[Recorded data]
— BEGIN —

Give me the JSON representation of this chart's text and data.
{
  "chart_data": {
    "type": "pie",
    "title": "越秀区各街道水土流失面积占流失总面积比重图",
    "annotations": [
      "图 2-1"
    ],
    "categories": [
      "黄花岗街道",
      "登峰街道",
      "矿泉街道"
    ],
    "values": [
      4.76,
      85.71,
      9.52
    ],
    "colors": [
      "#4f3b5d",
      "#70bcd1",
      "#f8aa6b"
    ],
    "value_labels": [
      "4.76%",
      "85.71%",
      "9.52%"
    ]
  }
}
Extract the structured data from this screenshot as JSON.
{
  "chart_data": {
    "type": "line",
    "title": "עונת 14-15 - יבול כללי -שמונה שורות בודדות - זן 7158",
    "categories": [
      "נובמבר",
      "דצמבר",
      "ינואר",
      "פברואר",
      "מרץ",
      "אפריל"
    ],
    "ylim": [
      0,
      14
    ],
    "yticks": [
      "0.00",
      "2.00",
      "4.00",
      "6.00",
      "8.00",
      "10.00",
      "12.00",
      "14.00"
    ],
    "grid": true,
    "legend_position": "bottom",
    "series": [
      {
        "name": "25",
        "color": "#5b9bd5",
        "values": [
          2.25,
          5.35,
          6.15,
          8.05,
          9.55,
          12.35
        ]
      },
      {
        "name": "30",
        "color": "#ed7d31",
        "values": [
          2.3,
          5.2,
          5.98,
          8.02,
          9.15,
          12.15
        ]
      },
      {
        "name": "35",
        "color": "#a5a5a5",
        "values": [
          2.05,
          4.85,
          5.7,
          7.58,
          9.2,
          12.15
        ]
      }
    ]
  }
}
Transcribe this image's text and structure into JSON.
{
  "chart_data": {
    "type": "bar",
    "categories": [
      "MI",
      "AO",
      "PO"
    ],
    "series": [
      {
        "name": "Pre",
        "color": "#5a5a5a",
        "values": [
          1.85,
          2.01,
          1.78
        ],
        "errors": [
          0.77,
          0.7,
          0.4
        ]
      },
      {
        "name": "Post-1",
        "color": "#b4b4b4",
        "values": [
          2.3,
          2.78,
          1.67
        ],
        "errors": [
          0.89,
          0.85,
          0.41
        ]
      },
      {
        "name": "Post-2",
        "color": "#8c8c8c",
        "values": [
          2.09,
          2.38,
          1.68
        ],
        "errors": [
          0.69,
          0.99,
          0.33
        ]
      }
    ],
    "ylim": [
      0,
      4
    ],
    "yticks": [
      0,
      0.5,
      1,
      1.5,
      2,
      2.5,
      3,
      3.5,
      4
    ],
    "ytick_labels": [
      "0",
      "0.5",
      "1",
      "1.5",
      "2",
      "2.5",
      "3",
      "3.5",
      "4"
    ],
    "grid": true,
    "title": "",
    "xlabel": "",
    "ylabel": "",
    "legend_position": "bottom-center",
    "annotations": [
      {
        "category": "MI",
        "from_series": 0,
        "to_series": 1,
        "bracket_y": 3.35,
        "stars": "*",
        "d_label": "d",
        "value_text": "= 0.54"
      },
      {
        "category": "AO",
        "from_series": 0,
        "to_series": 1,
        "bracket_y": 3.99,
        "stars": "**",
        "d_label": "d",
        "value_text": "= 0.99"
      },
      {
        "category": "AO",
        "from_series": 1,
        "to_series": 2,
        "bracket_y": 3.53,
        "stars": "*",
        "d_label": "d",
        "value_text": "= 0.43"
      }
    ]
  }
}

— END —

» EXERCISE DESCRIPTION
Your task is to repeat the data exactly; please include every line.

» ANSWER IN FULL
Give me the JSON representation of this chart's text and data.
{
  "chart_data": {
    "type": "pie",
    "title": "越秀区各街道水土流失面积占流失总面积比重图",
    "annotations": [
      "图 2-1"
    ],
    "categories": [
      "黄花岗街道",
      "登峰街道",
      "矿泉街道"
    ],
    "values": [
      4.76,
      85.71,
      9.52
    ],
    "colors": [
      "#4f3b5d",
      "#70bcd1",
      "#f8aa6b"
    ],
    "value_labels": [
      "4.76%",
      "85.71%",
      "9.52%"
    ]
  }
}
Extract the structured data from this screenshot as JSON.
{
  "chart_data": {
    "type": "line",
    "title": "עונת 14-15 - יבול כללי -שמונה שורות בודדות - זן 7158",
    "categories": [
      "נובמבר",
      "דצמבר",
      "ינואר",
      "פברואר",
      "מרץ",
      "אפריל"
    ],
    "ylim": [
      0,
      14
    ],
    "yticks": [
      "0.00",
      "2.00",
      "4.00",
      "6.00",
      "8.00",
      "10.00",
      "12.00",
      "14.00"
    ],
    "grid": true,
    "legend_position": "bottom",
    "series": [
      {
        "name": "25",
        "color": "#5b9bd5",
        "values": [
          2.25,
          5.35,
          6.15,
          8.05,
          9.55,
          12.35
        ]
      },
      {
        "name": "30",
        "color": "#ed7d31",
        "values": [
          2.3,
          5.2,
          5.98,
          8.02,
          9.15,
          12.15
        ]
      },
      {
        "name": "35",
        "color": "#a5a5a5",
        "values": [
          2.05,
          4.85,
          5.7,
          7.58,
          9.2,
          12.15
        ]
      }
    ]
  }
}
Transcribe this image's text and structure into JSON.
{
  "chart_data": {
    "type": "bar",
    "categories": [
      "MI",
      "AO",
      "PO"
    ],
    "series": [
      {
        "name": "Pre",
        "color": "#5a5a5a",
        "values": [
          1.85,
          2.01,
          1.78
        ],
        "errors": [
          0.77,
          0.7,
          0.4
        ]
      },
      {
        "name": "Post-1",
        "color": "#b4b4b4",
        "values": [
          2.3,
          2.78,
          1.67
        ],
        "errors": [
          0.89,
          0.85,
          0.41
        ]
      },
      {
        "name": "Post-2",
        "color": "#8c8c8c",
        "values": [
          2.09,
          2.38,
          1.68
        ],
        "errors": [
          0.69,
          0.99,
          0.33
        ]
      }
    ],
    "ylim": [
      0,
      4
    ],
    "yticks": [
      0,
      0.5,
      1,
      1.5,
      2,
      2.5,
      3,
      3.5,
      4
    ],
    "ytick_labels": [
      "0",
      "0.5",
      "1",
      "1.5",
      "2",
      "2.5",
      "3",
      "3.5",
      "4"
    ],
    "grid": true,
    "title": "",
    "xlabel": "",
    "ylabel": "",
    "legend_position": "bottom-center",
    "annotations": [
      {
        "category": "MI",
        "from_series": 0,
        "to_series": 1,
        "bracket_y": 3.35,
        "stars": "*",
        "d_label": "d",
        "value_text": "= 0.54"
      },
      {
        "category": "AO",
        "from_series": 0,
        "to_series": 1,
        "bracket_y": 3.99,
        "stars": "**",
        "d_label": "d",
        "value_text": "= 0.99"
      },
      {
        "category": "AO",
        "from_series": 1,
        "to_series": 2,
        "bracket_y": 3.53,
        "stars": "*",
        "d_label": "d",
        "value_text": "= 0.43"
      }
    ]
  }
}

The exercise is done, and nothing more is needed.